Задания для выполнения:
(a) Замените «границы» на «пределы» в отрывке текста о свободе слова между «Устав чужого монастыря» и «свободы других людей.» включительно и приведите этот отрывок заново.
(b) Где, согласно тексту о свободе слова, проходят её границы?
(c) Продолжите текст о границах свободы слова, начав сразу после его последнего предложения.

Исходный текст:
+++

Устав чужого монастыря
Пожалуйста, не ссылайтесь на Вольтера.
И потому, что о готовности отдать жизнь за то, чтобы (далее по тексту), он, скорее всего, не говорил: это миф.
И потому, что отдать жизнь за то, чтобы свободно высказывались некоторые мнения, я лично не готов (как, думаю, и подавляющее большинство тех, кто любит козырять якобы вольтеровской цитатой). Ибо свобода слова имеет границы.
Вопрос – еще раз и трагически поставленный в Париже – звучит так: где эти границы проходят?
Мой ответ прост: там, где начинаются гарантированные законом права и свободы других людей.
Там, где слово используется для оскорбления личности другого человека – унижая его честь, достоинство или репутацию.
Там, где слово используется для разжигания вражды и ненависти – по признаку национальности или расы, религии или пола.
Там, где слово утверждает, что главный враг – инородцы или иноверцы, и где им приписываются вымышленные преступления.
Там, где слово призывает к насилию и дискриминации.
При переходе этих границ слово должно быть наказуемо по закону – и во многих странах мира такие запреты установлены.

+++

Строки данных:
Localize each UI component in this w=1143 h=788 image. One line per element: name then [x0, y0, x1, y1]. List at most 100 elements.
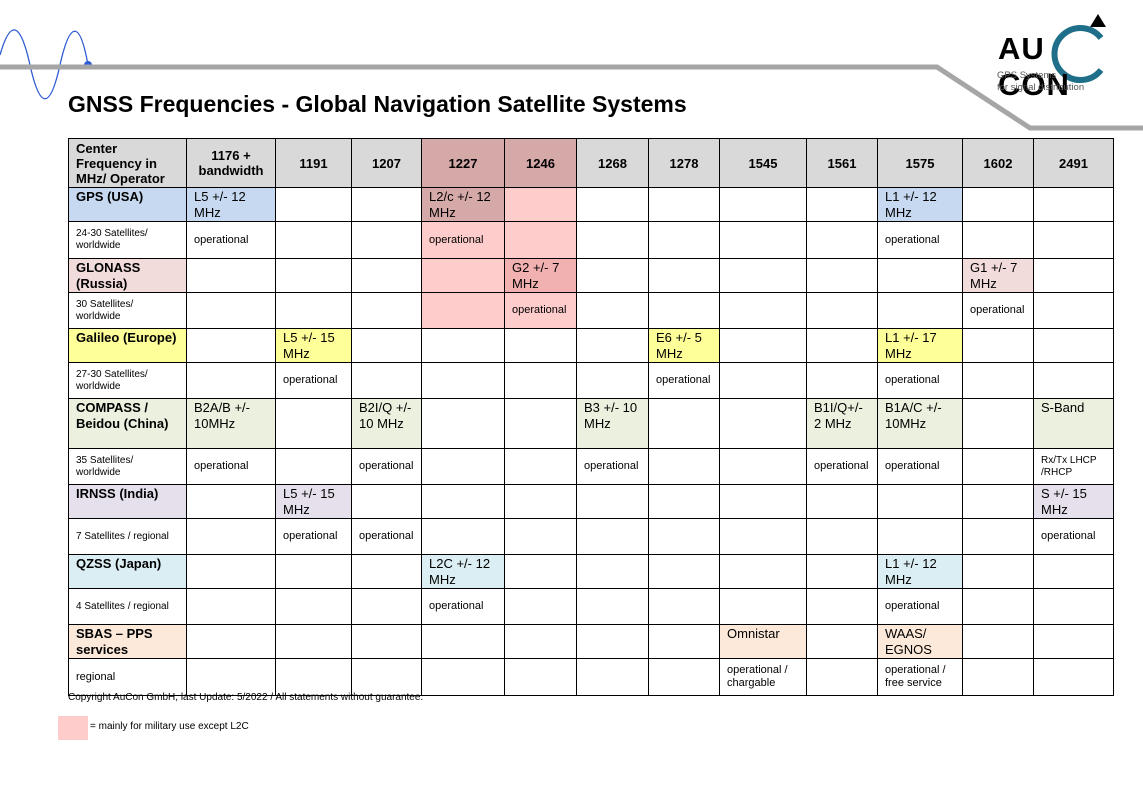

+++

Ответы к заданиям:
(a)
Устав чужого монастыря
Пожалуйста, не ссылайтесь на Вольтера.
И потому, что о готовности отдать жизнь за то, чтобы (далее по тексту), он, скорее всего, не говорил: это миф.
И потому, что отдать жизнь за то, чтобы свободно высказывались некоторые мнения, я лично не готов (как, думаю, и подавляющее большинство тех, кто любит козырять якобы вольтеровской цитатой). Ибо свобода слова имеет пределы.
Вопрос – еще раз и трагически поставленный в Париже – звучит так: где эти пределы проходят?
Мой ответ прост: там, где начинаются гарантированные законом права и свободы других людей.

(b) Там, где начинаются гарантированные законом права и свободы других людей.

(c)
Поэтому оскорбленный может защитить свою честь и достоинство в суде – и добиться наказания оскорбителя.
Поэтому могут – и должны быть запрещены (но лишь решением суда) фашистские, антисемитские, расистские издания, могут и должны быть наказуемы соответствующие выступления.
И это не ограничение свободы слова, а необходимая мера для защиты прав других граждан. Тем более необходимая, что фашистское слово имеет обыкновение всегда переходить в дело – в чем человечество многократно убеждалось…
А вот до указанной границы слово абсолютно свободно.
Потому что закон не может – и не должен – гарантировать право человека на то, что окружающие обязаны жить по уставу его монастыря, опираясь на те же самые ценности и в соответствии с теми же традициями.
Обязаны уважать не только его безусловное право иметь и свободно высказывать эти взгляды, но и сами эти взгляды.
Обязаны не критиковать и не высмеивать эти взгляды и сакральные для него понятия – то есть считать их столь же сакральными и не "оскорблять его чувства".
Это абсурд. Такой же, как и сам термин (о чем мне приходилось писать на страницах "Новой газеты") "оскорбление чувств".
Потому что в мире еще не придуман прибор, определяющий, действительно ли оскорблены чувства и в какой степени.
На чем основываться суду, вынося решение о наказании за "оскорбление чувств"? Только на мнении самого "оскорбленного"? Но ему, как показывает практика (в том числе российская), ничто не помешает "оскорбиться" чем угодно.
Если речь идет о религиозных чувствах – начиная с карикатур на пророка и хождения женщин без чадры и заканчивая работой городского транспорта в субботу и продажей свинины в магазинах.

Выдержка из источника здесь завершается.